>> START Information given

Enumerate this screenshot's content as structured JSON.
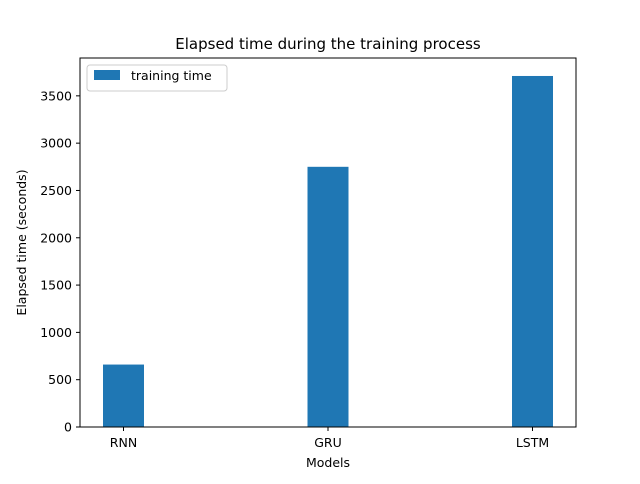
{
  "chart_data": {
    "type": "bar",
    "title": "Elapsed time during the training process",
    "xlabel": "Models",
    "ylabel": "Elapsed time (seconds)",
    "categories": [
      "RNN",
      "GRU",
      "LSTM"
    ],
    "series": [
      {
        "name": "training time",
        "values": [
          660,
          2750,
          3710
        ],
        "color": "#1f77b4"
      }
    ],
    "ylim": [
      0,
      3900
    ],
    "yticks": [
      0,
      500,
      1000,
      1500,
      2000,
      2500,
      3000,
      3500
    ],
    "grid": false,
    "legend_position": "top-left"
  }
}
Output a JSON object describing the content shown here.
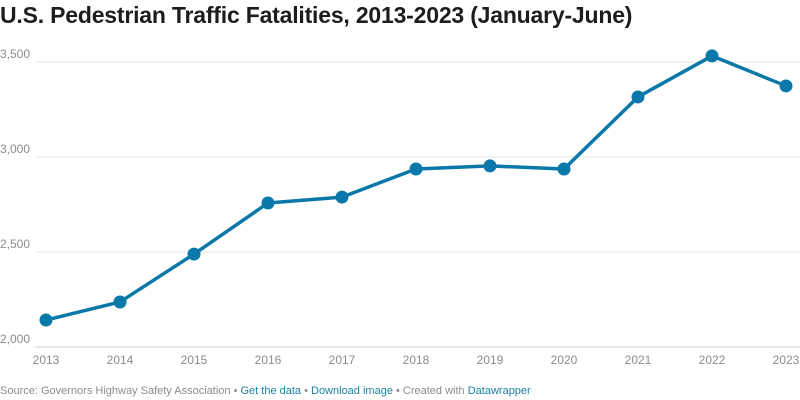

>> END Information given

=== Given task ===
Each entry above should be reproduced exactly, with the pictures removed.

=== Complete response ===
Enumerate this screenshot's content as structured JSON.
{
  "chart_data": {
    "type": "bar",
    "title": "Elapsed time during the training process",
    "xlabel": "Models",
    "ylabel": "Elapsed time (seconds)",
    "categories": [
      "RNN",
      "GRU",
      "LSTM"
    ],
    "series": [
      {
        "name": "training time",
        "values": [
          660,
          2750,
          3710
        ],
        "color": "#1f77b4"
      }
    ],
    "ylim": [
      0,
      3900
    ],
    "yticks": [
      0,
      500,
      1000,
      1500,
      2000,
      2500,
      3000,
      3500
    ],
    "grid": false,
    "legend_position": "top-left"
  }
}
Output a JSON object describing the content shown here.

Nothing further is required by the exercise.